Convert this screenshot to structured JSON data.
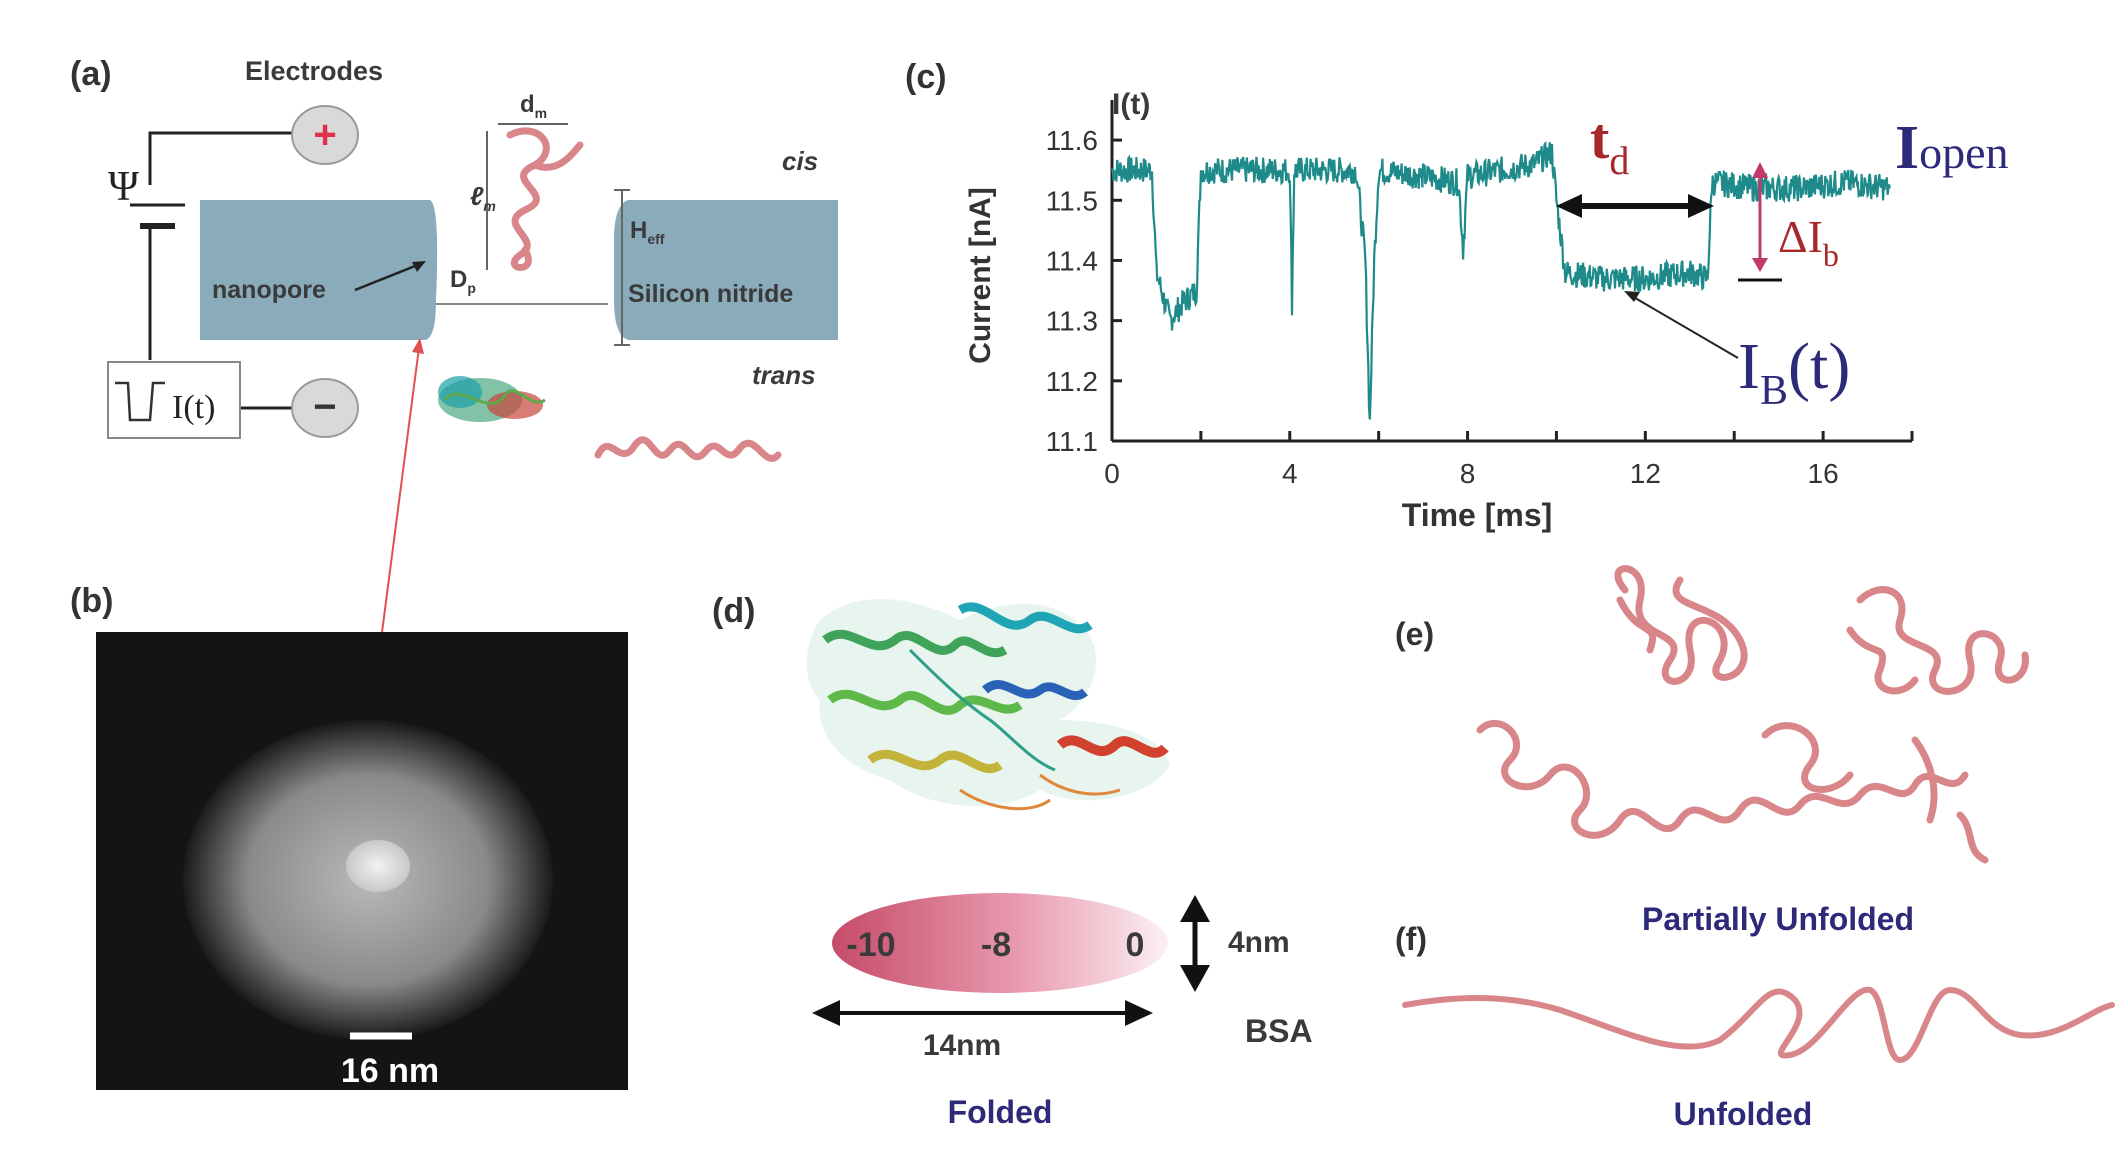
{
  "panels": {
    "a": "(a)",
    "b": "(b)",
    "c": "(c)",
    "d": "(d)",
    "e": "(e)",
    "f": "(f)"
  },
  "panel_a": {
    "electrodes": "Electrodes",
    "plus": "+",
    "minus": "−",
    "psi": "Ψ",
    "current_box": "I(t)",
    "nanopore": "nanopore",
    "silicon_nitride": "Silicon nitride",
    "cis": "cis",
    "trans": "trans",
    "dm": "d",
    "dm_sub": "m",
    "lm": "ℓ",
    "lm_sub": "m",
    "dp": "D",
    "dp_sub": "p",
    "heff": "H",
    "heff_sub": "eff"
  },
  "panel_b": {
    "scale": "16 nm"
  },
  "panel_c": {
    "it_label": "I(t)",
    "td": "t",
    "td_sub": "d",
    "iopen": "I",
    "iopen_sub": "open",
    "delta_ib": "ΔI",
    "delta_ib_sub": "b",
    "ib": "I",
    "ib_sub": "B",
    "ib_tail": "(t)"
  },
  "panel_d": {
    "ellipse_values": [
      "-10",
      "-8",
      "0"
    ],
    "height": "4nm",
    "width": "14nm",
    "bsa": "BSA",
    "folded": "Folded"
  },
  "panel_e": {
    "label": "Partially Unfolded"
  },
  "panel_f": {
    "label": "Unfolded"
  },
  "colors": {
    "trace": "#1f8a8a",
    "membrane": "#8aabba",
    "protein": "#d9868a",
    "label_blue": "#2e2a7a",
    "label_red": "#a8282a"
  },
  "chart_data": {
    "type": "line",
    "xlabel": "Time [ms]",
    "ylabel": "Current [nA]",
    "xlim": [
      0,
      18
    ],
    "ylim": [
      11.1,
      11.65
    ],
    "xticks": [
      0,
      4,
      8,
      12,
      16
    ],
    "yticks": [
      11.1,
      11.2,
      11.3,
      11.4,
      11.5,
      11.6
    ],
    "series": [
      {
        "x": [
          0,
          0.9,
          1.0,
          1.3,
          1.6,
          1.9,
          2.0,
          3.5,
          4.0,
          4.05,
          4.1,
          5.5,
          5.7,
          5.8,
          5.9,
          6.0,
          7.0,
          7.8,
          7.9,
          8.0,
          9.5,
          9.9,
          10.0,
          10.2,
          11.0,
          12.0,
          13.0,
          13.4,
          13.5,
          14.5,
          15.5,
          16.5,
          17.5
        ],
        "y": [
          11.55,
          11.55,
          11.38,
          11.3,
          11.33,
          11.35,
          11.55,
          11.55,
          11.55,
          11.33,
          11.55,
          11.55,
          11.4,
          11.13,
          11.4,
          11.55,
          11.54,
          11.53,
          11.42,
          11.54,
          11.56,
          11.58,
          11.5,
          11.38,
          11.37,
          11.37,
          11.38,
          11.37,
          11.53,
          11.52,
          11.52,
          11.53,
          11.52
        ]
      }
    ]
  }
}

::::::::

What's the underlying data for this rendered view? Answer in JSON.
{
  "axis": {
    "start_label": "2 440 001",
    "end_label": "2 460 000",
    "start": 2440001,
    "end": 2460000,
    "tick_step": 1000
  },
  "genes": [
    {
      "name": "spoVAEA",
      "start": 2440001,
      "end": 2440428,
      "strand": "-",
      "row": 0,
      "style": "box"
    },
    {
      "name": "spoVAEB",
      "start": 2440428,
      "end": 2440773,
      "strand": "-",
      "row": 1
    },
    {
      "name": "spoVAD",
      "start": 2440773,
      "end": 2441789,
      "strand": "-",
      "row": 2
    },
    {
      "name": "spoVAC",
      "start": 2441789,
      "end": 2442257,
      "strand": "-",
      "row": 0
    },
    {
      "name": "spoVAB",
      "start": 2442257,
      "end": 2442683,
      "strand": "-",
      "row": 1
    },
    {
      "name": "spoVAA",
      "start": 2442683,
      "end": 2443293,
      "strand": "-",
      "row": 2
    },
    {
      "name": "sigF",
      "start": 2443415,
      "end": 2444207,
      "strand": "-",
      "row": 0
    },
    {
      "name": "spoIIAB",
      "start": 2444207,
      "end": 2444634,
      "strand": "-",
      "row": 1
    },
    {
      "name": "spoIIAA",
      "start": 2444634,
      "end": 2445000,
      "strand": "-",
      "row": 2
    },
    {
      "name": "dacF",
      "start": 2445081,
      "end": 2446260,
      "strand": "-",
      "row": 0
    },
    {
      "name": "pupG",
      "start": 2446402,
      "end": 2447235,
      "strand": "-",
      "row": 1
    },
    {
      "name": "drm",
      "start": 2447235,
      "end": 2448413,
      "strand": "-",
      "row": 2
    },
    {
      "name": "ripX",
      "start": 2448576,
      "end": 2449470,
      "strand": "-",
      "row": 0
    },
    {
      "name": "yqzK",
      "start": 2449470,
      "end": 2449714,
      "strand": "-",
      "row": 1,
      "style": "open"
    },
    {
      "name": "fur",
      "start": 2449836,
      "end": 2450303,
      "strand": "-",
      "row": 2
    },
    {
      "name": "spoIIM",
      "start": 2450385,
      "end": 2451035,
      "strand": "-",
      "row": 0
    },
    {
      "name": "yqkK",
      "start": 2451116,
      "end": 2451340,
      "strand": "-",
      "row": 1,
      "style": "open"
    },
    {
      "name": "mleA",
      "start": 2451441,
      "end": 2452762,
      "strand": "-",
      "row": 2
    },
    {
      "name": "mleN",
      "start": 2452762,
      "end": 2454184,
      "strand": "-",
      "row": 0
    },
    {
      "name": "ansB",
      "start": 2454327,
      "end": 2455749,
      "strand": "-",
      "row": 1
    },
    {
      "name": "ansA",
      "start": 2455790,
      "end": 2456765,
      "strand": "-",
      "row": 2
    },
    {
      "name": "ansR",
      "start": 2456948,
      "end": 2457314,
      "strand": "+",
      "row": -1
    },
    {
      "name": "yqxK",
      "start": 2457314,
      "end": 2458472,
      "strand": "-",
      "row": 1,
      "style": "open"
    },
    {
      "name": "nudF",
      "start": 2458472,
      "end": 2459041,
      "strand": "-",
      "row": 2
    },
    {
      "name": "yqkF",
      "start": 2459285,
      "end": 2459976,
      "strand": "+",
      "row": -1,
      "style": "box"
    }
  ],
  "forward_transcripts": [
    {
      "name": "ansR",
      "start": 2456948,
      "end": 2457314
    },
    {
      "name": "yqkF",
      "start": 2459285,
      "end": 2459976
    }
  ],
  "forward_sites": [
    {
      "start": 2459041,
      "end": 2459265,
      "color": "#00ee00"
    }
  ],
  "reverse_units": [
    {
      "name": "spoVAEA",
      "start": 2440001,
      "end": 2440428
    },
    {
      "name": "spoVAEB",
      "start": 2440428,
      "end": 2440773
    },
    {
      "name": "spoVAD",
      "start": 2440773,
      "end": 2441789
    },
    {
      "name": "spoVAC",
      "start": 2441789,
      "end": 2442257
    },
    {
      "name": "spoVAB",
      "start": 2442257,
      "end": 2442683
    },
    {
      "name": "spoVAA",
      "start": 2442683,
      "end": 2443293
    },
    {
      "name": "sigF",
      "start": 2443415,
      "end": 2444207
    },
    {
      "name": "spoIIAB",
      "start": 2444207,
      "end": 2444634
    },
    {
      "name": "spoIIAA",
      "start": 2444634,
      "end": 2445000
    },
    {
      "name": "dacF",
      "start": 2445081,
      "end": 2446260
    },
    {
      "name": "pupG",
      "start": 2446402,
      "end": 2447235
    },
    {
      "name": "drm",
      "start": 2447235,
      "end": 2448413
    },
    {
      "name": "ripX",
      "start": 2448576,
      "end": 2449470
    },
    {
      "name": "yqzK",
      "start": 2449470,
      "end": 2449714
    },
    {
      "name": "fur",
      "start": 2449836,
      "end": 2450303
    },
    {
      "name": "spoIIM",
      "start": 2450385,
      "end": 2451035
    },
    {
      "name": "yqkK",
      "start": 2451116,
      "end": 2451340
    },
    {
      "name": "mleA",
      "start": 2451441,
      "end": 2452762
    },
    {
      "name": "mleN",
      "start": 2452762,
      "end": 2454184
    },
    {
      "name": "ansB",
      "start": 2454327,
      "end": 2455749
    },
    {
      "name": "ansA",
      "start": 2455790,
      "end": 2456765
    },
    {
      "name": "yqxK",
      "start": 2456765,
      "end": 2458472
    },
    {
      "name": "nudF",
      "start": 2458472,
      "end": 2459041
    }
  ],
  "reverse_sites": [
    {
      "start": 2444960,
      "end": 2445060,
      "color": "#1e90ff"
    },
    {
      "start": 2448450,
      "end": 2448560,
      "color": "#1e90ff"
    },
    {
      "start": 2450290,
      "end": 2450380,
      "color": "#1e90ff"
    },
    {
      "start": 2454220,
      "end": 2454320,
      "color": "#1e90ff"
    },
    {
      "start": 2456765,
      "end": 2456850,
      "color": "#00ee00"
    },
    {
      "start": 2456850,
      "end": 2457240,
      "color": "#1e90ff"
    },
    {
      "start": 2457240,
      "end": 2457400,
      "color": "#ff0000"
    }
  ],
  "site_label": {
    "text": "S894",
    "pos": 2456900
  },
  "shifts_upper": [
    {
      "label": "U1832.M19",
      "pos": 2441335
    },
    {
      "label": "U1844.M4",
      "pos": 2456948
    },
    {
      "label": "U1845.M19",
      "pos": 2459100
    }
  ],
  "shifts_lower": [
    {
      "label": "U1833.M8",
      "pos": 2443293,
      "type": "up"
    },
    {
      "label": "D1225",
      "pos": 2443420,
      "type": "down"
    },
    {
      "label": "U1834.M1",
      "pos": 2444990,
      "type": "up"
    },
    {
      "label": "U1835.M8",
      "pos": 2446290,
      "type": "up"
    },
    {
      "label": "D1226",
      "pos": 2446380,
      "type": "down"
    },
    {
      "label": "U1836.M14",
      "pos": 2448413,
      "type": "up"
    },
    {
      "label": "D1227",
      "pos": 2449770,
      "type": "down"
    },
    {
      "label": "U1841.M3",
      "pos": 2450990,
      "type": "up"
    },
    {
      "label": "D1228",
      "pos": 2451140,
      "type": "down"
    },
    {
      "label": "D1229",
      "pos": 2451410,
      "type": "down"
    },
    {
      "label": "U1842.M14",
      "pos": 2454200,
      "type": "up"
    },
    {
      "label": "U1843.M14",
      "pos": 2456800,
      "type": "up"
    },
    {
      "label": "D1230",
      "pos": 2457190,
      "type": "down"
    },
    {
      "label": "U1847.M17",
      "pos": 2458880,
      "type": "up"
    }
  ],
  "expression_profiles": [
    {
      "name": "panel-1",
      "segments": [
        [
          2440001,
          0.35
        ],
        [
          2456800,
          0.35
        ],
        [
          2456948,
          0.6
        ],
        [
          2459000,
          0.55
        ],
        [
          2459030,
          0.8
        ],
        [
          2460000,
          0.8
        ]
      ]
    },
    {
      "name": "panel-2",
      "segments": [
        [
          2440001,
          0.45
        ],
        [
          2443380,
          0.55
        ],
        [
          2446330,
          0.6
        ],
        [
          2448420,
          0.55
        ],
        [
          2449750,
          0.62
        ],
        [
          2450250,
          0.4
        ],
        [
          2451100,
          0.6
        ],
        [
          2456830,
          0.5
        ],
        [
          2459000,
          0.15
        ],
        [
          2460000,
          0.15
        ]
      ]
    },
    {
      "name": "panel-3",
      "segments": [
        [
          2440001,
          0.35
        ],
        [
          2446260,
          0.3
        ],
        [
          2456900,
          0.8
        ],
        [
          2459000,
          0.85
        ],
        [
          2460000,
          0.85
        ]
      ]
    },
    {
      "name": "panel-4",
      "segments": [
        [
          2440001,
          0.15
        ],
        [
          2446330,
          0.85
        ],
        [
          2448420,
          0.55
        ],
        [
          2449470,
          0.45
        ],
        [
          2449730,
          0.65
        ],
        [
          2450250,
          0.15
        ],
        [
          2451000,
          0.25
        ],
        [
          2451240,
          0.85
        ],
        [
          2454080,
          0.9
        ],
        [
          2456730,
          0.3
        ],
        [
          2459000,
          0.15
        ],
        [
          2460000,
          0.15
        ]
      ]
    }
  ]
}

::::::::

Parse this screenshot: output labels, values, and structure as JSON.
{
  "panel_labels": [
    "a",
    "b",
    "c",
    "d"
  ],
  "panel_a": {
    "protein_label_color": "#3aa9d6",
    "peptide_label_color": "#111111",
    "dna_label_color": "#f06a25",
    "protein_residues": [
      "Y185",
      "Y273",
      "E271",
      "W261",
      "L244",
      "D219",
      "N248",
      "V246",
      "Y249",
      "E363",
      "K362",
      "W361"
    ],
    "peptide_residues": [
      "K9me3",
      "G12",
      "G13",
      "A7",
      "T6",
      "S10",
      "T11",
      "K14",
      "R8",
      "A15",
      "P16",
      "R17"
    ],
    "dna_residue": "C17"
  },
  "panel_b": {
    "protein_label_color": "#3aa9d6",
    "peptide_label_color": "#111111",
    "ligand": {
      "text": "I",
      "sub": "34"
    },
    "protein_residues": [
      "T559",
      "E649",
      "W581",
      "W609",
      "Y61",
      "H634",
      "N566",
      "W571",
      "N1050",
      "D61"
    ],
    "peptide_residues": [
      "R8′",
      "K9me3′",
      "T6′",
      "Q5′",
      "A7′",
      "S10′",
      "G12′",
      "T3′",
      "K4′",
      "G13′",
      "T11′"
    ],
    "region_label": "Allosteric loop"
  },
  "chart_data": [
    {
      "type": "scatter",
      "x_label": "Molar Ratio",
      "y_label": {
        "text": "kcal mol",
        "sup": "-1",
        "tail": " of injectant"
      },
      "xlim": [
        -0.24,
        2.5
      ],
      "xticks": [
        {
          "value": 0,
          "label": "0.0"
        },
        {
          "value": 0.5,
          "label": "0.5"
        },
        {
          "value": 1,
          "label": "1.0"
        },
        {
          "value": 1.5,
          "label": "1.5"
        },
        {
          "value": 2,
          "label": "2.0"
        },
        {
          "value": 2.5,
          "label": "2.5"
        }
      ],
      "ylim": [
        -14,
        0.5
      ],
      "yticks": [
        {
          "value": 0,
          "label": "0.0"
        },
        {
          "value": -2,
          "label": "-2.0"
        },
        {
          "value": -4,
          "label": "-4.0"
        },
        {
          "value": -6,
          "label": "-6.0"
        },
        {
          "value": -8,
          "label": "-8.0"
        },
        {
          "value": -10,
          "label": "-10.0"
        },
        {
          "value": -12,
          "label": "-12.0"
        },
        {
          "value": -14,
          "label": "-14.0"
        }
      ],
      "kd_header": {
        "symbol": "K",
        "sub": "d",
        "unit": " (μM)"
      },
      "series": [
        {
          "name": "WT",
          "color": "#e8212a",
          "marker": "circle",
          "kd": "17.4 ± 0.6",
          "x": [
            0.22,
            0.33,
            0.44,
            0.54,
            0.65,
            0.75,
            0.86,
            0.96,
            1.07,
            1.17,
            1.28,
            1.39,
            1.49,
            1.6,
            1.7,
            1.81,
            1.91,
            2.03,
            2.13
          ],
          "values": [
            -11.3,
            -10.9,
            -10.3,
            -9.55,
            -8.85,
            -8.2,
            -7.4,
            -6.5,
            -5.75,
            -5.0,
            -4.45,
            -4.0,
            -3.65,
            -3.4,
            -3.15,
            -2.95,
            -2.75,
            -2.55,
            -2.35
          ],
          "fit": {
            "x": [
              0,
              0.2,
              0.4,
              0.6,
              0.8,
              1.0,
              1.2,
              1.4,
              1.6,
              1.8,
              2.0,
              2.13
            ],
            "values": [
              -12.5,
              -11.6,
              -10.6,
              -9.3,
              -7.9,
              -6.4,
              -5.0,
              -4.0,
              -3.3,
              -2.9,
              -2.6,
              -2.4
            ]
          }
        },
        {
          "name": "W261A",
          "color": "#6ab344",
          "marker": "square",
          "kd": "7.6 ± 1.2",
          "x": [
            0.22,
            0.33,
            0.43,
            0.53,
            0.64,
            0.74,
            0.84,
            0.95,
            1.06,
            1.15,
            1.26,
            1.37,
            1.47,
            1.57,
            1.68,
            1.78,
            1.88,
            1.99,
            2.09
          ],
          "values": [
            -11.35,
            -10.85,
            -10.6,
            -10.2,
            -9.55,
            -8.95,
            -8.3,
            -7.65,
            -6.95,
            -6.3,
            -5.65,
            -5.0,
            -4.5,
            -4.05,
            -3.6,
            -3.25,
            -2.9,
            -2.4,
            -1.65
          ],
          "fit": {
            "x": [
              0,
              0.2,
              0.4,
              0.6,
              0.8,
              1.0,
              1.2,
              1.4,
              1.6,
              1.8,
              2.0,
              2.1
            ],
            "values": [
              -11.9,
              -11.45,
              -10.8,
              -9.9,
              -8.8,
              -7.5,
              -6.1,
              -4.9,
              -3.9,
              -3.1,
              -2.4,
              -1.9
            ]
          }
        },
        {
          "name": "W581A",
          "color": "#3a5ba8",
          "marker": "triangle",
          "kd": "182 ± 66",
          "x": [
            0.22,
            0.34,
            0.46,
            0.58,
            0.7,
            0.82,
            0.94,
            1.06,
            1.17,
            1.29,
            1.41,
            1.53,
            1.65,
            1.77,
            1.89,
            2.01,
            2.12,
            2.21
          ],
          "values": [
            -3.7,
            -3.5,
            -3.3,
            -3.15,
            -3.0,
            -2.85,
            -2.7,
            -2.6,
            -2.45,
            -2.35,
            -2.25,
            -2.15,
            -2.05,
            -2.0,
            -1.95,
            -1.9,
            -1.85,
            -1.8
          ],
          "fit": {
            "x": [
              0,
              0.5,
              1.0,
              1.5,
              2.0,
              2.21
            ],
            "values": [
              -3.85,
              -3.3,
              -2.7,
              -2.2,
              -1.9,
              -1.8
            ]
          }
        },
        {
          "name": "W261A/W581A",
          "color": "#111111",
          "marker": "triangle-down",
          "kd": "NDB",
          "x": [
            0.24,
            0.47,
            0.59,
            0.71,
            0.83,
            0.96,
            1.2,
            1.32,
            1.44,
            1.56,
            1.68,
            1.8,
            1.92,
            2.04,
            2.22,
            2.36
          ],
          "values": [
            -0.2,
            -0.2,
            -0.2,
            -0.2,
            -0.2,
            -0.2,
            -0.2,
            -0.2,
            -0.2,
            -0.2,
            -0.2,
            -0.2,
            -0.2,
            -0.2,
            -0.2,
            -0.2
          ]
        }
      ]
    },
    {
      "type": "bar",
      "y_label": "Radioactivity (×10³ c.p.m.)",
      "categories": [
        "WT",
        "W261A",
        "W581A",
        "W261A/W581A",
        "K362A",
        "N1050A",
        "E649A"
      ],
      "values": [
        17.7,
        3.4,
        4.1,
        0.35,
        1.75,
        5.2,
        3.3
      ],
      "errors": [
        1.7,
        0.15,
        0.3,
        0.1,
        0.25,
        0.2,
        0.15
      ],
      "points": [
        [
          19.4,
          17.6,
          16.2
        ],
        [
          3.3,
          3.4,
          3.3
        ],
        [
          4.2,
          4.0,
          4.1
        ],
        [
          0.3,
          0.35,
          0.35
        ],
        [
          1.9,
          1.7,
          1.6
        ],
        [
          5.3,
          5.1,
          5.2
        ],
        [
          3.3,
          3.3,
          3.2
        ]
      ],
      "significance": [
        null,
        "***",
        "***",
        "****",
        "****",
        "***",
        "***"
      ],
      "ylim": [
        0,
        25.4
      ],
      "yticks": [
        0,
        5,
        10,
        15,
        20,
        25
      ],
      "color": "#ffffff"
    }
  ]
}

::::::::

▶ _Exercise directions_: Show every line in the listing above that carries the word "triangle".

▶ _Answer_:
          "marker": "triangle",
          "marker": "triangle-down",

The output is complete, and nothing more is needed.